_SHORT EXERCISE_.
Write out each line word for word. Drop pictures.

Saved data entries
>>>>
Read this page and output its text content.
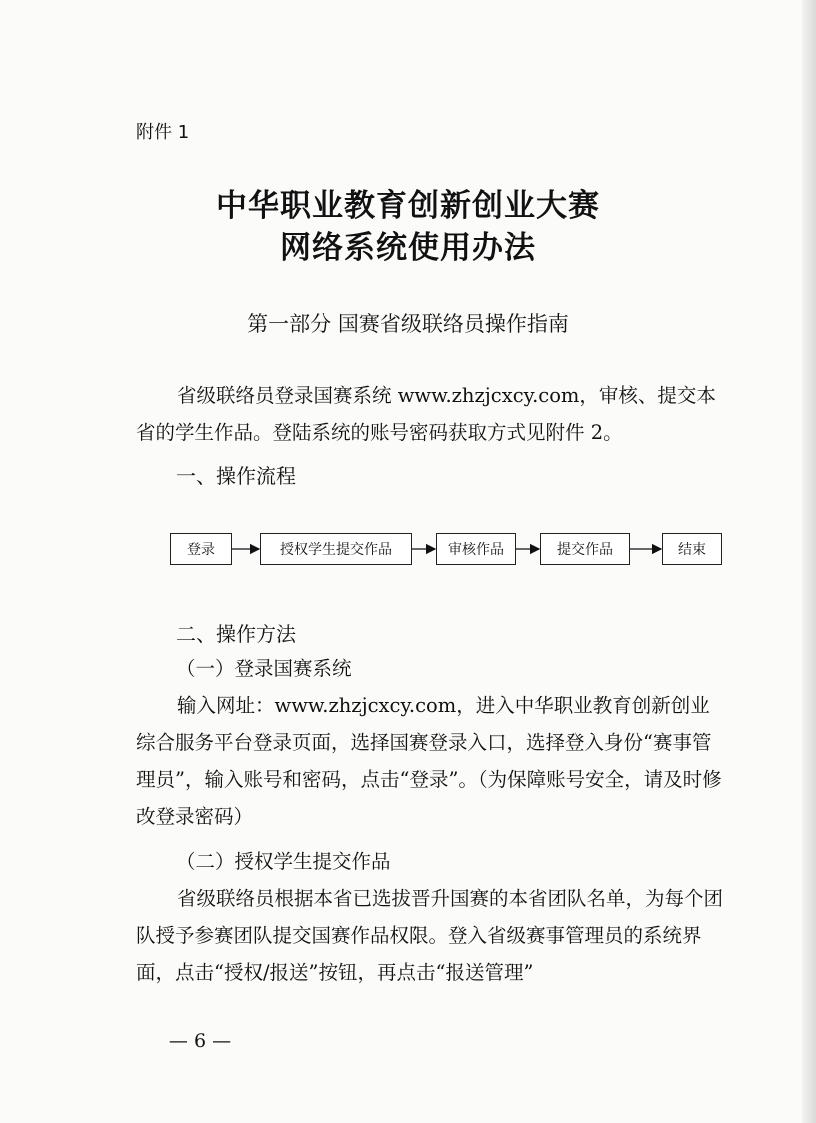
附件 1
中华职业教育创新创业大赛
网络系统使用办法
第一部分 国赛省级联络员操作指南
省级联络员登录国赛系统 www.zhzjcxcy.com，审核、提交本省的学生作品。登陆系统的账号密码获取方式见附件 2。
一、操作流程
登录	授权学生提交作品	审核作品	提交作品	结束
二、操作方法
（一）登录国赛系统
输入网址：www.zhzjcxcy.com，进入中华职业教育创新创业综合服务平台登录页面，选择国赛登录入口，选择登入身份“赛事管理员”，输入账号和密码，点击“登录”。（为保障账号安全，请及时修改登录密码）
（二）授权学生提交作品
省级联络员根据本省已选拔晋升国赛的本省团队名单，为每个团队授予参赛团队提交国赛作品权限。登入省级赛事管理员的系统界面，点击“授权/报送”按钮，再点击“报送管理”
— 6 —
<<<<
_RESPONSE_.
Read this page and output its text content.
附件 1
中华职业教育创新创业大赛
网络系统使用办法
第一部分 国赛省级联络员操作指南
省级联络员登录国赛系统 www.zhzjcxcy.com，审核、提交本省的学生作品。登陆系统的账号密码获取方式见附件 2。
一、操作流程
登录	授权学生提交作品	审核作品	提交作品	结束
二、操作方法
（一）登录国赛系统
输入网址：www.zhzjcxcy.com，进入中华职业教育创新创业综合服务平台登录页面，选择国赛登录入口，选择登入身份“赛事管理员”，输入账号和密码，点击“登录”。（为保障账号安全，请及时修改登录密码）
（二）授权学生提交作品
省级联络员根据本省已选拔晋升国赛的本省团队名单，为每个团队授予参赛团队提交国赛作品权限。登入省级赛事管理员的系统界面，点击“授权/报送”按钮，再点击“报送管理”
— 6 —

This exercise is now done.